• Problem statement
Identify all lines in the listing that include the word "BEYT", and copy them out.

[Stored records]
☆ ☆ ☆ ☆

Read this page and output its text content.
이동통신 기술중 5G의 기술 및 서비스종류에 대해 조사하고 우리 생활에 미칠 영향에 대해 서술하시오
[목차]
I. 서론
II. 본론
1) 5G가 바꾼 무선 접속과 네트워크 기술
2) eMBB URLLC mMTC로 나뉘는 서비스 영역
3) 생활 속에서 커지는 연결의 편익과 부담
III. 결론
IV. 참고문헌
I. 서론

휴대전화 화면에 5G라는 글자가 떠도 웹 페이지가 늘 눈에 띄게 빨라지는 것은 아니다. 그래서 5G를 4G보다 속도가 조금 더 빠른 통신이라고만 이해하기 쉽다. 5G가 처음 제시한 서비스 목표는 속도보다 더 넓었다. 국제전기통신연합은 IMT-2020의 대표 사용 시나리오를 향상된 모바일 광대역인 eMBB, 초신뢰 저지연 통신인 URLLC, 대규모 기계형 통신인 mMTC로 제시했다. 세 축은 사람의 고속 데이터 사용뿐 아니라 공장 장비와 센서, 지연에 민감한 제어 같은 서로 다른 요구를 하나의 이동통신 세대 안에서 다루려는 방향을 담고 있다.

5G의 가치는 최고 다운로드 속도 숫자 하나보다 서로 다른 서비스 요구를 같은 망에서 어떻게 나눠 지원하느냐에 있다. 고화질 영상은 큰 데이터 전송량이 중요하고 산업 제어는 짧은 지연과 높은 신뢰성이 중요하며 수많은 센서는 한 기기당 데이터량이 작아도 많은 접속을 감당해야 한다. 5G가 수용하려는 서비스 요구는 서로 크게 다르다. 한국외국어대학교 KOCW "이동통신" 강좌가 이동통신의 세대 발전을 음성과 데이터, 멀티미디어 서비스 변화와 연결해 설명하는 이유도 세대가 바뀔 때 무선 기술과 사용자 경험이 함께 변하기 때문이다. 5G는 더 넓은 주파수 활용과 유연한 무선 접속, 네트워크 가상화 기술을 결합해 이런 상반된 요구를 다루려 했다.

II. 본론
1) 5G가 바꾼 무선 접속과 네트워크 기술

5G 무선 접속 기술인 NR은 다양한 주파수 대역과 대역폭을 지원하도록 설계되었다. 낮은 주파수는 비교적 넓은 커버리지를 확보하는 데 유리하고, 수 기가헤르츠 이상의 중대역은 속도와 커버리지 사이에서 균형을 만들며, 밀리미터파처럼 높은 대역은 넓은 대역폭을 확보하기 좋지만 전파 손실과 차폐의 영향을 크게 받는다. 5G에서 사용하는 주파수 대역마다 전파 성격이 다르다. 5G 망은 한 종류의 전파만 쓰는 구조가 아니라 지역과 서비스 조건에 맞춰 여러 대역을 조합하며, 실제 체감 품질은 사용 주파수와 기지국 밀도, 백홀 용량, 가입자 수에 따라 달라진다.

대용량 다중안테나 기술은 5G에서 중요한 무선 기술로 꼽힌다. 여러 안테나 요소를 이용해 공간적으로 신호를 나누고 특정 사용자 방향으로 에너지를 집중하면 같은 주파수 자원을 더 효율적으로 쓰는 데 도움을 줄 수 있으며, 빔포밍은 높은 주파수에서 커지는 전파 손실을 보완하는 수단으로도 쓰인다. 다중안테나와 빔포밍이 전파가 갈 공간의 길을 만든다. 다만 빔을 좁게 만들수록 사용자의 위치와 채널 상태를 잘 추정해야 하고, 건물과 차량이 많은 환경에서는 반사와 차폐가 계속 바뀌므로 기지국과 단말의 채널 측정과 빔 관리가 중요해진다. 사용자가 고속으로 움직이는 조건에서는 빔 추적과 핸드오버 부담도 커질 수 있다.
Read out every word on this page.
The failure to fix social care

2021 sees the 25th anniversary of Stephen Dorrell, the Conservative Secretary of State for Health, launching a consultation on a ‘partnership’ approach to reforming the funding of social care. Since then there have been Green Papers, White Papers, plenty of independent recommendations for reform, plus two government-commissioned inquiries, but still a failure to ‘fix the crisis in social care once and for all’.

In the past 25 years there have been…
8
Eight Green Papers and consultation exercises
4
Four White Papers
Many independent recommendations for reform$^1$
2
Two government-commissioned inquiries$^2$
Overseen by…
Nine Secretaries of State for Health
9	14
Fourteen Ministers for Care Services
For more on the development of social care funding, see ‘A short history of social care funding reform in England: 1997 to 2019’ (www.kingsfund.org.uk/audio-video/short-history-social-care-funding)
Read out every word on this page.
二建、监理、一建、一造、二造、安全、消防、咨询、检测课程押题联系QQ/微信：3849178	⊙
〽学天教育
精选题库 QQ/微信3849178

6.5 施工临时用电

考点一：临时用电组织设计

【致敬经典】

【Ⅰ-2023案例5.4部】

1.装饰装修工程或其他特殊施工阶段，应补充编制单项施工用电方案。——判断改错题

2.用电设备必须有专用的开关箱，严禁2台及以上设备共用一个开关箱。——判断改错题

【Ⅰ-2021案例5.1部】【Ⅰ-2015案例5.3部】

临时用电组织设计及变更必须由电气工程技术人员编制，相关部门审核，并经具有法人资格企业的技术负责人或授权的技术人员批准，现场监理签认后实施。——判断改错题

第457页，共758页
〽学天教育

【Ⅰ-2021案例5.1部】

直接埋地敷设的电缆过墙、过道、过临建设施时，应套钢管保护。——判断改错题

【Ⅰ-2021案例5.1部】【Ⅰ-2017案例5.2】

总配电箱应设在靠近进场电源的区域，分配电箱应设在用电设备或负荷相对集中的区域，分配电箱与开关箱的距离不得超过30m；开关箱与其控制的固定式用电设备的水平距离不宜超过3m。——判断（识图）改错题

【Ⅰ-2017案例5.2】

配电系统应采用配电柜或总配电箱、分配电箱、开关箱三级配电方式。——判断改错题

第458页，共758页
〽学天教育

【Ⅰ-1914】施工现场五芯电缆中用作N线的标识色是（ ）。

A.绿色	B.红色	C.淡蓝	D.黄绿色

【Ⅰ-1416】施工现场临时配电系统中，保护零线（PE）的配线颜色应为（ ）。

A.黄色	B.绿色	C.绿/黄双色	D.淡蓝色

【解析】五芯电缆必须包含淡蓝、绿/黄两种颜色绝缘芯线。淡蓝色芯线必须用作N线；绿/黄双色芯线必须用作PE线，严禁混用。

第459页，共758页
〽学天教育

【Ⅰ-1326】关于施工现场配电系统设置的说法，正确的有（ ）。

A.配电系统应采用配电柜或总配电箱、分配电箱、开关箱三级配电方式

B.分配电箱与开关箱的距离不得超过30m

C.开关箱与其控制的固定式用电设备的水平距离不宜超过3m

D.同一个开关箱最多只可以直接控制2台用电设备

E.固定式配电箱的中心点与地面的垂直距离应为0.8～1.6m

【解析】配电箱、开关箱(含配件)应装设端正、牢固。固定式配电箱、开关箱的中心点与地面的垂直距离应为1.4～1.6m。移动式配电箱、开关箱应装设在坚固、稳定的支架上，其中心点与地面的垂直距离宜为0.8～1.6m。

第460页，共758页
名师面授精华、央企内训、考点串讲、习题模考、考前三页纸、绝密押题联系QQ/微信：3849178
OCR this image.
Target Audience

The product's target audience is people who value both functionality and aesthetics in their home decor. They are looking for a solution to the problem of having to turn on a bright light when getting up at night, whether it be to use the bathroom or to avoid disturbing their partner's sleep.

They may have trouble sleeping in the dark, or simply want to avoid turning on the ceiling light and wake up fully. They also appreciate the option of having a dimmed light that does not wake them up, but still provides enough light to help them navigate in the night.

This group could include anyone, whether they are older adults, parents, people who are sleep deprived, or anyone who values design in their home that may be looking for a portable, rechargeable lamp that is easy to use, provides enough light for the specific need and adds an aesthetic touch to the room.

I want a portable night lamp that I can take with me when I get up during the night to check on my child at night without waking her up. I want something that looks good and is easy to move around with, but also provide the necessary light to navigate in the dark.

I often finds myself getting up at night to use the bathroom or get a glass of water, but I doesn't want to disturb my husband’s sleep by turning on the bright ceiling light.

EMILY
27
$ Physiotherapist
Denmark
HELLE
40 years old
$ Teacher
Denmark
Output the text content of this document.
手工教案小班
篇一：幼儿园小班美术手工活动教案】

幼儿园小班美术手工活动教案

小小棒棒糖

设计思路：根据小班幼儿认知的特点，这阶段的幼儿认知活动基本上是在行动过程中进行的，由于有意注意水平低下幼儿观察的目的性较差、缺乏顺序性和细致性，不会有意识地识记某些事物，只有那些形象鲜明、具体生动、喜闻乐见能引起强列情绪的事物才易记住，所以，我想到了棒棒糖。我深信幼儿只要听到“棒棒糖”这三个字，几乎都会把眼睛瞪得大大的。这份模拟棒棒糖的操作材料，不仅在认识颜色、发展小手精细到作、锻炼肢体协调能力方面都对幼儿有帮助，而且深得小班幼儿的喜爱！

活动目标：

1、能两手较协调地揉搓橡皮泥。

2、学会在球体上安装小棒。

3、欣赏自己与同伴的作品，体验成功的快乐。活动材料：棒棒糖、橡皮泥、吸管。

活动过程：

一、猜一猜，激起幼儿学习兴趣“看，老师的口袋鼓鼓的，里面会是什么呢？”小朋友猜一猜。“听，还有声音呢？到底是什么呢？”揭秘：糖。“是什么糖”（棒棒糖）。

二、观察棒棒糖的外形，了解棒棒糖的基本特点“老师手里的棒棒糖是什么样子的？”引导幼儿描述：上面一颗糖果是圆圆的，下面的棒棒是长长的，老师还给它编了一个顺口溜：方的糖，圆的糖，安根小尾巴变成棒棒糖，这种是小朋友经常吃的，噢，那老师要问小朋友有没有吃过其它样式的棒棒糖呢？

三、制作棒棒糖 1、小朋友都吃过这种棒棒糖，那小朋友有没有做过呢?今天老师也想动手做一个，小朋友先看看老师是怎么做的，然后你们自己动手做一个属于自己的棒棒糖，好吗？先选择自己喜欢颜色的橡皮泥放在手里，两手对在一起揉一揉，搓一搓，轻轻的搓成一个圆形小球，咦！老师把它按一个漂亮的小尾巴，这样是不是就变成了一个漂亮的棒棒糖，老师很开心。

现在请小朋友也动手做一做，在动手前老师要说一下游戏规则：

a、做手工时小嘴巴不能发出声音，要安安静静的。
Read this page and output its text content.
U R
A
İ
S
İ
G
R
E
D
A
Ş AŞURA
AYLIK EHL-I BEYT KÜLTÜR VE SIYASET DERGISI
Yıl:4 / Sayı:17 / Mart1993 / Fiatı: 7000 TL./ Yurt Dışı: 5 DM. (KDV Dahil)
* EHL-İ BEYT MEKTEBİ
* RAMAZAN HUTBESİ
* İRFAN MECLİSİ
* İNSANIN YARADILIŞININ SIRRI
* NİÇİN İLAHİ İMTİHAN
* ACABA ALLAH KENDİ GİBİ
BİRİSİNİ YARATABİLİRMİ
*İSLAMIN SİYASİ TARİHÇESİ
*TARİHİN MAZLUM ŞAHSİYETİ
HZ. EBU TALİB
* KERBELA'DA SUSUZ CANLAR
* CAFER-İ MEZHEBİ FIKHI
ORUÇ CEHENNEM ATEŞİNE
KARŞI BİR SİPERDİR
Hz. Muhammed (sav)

☆ ☆ ☆ ☆

• Response to this exercise
AYLIK EHL-I BEYT KÜLTÜR VE SIYASET DERGISI
* EHL-İ BEYT MEKTEBİ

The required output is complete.